住宅は買って終わりではなく、適切なメンテナンスを継続することが、長く住み続けるためには大切になってきます。戸建ての場合はメンテナンスの時期や費用の管理を全て自分で行わなければなりません。いつ、どのような個所に、どのくらいの修繕費用がかかるのでしょうか?10年後〜30年後にかかる費用の目安を見ていきましょう。
目次
10年後に必要となる修繕の内容とコストの目安
戸建て住宅の劣化時期は部位によって異なります。一般的な木造住宅において、築後10年が経過したら、具体的にどのような個所のメンテナンスが必要となるのでしょう。修繕コストの目安も合わせて解説いたします。
屋根の防水工事は約85万円
屋根の工事で一番大切な部分は「防水工事」です。防水シートの張替えは10年ごとの更新が必要といわれており、工事を怠ると雨漏りなどの原因となってしまいます。工費の目安については屋根材をいったん剥がす費用や現場管理費用などが発生するため、85万円程度を考えておくとよいといわれています。
外壁塗装は80万円〜130万円
外壁については材質によって違いはあるものの、モルタル・窯業系サイディングは10年程度で塗り替えが必要といわれています。住宅金融支援機構の「2019年度 フラット35利用者調査」によると、住宅の全国平均の床面積は約100平方メートルとなっており、その場合の外壁塗装の中心価格帯は80万円~130万円となります。

■ 課題 ■
住宅の修繕費用についての本文を、「外壁塗装は80万円〜130万円」を含む語句から始めて「万円~130万円となります。」の後で終わるように書き直し、その中の「塗り替え」を「再塗装」に置き換えてください。

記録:
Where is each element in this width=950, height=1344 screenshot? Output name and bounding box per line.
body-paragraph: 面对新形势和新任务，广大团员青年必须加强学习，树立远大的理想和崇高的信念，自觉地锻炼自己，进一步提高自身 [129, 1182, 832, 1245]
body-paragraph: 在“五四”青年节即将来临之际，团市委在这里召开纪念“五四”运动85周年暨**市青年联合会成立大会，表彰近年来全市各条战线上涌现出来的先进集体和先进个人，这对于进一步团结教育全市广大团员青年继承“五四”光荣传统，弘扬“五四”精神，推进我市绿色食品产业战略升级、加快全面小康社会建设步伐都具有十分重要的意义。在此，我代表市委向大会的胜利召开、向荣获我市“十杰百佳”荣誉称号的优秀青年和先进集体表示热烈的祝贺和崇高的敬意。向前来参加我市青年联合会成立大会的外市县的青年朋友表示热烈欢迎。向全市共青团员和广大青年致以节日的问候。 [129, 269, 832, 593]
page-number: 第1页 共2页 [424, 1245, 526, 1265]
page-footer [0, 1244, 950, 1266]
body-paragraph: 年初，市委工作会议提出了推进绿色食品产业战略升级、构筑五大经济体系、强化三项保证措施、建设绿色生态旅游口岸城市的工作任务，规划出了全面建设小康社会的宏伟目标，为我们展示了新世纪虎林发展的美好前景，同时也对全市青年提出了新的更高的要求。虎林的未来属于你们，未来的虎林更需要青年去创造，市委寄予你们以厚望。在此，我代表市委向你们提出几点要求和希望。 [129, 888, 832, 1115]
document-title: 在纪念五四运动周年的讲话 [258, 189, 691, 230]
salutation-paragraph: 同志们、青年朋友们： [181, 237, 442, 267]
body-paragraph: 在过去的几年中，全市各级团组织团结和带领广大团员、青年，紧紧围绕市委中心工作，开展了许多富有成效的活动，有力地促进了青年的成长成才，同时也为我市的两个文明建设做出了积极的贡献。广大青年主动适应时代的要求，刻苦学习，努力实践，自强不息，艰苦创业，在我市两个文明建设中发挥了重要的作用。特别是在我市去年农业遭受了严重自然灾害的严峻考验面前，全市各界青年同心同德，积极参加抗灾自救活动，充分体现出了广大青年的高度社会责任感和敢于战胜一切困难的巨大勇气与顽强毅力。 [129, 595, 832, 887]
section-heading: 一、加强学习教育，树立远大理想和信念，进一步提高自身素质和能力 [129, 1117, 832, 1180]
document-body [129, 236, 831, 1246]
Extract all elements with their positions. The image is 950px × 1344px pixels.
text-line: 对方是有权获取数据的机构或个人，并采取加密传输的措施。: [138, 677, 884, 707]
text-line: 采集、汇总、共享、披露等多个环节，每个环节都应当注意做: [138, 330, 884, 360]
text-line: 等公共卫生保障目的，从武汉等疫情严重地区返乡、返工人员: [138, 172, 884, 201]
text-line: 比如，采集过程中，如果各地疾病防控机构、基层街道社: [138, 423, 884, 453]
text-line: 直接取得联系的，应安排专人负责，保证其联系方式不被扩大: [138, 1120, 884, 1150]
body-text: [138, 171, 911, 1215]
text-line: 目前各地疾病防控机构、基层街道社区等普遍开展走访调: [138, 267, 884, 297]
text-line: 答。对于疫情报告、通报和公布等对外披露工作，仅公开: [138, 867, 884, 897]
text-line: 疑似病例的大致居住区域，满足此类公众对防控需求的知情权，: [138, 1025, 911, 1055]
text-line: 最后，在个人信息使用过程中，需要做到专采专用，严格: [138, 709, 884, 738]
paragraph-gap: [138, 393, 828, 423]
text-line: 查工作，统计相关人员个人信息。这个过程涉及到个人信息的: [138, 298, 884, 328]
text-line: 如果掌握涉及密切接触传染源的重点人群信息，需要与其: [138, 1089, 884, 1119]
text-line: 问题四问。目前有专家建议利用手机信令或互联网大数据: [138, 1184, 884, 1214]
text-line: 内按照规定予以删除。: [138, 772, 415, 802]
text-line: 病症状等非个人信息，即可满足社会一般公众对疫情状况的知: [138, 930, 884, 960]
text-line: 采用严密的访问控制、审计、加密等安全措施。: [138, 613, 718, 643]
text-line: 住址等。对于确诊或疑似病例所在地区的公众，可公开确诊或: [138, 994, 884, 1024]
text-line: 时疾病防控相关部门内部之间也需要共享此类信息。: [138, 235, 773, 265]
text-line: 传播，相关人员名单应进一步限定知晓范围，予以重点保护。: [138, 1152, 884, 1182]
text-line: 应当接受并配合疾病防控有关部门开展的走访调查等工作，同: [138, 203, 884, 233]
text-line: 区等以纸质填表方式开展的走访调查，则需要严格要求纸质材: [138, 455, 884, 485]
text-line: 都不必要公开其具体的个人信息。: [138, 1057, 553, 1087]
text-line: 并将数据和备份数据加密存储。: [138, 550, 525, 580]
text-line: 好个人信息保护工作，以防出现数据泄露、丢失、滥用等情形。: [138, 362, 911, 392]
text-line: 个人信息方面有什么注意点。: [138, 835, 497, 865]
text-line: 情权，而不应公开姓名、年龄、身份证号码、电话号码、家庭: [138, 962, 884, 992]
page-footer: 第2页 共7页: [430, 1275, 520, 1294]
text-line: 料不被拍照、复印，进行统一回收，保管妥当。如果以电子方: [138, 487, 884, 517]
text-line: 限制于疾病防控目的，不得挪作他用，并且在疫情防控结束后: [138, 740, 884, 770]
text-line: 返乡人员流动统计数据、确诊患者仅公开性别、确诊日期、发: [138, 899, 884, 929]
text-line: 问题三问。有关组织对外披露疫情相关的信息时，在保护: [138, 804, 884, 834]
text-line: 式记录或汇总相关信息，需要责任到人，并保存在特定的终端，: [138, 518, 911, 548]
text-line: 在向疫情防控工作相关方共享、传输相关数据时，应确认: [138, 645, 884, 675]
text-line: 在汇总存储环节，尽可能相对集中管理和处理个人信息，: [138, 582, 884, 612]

■ 出力結果 ■
外壁塗装は80万円〜130万円
外壁については材質によって違いはあるものの、モルタル・窯業系サイディングは10年程度で再塗装が必要といわれています。住宅金融支援機構の「2019年度 フラット35利用者調査」によると、住宅の全国平均の床面積は約100平方メートルとなっており、その場合の外壁塗装の中心価格帯は80万円~130万円となります。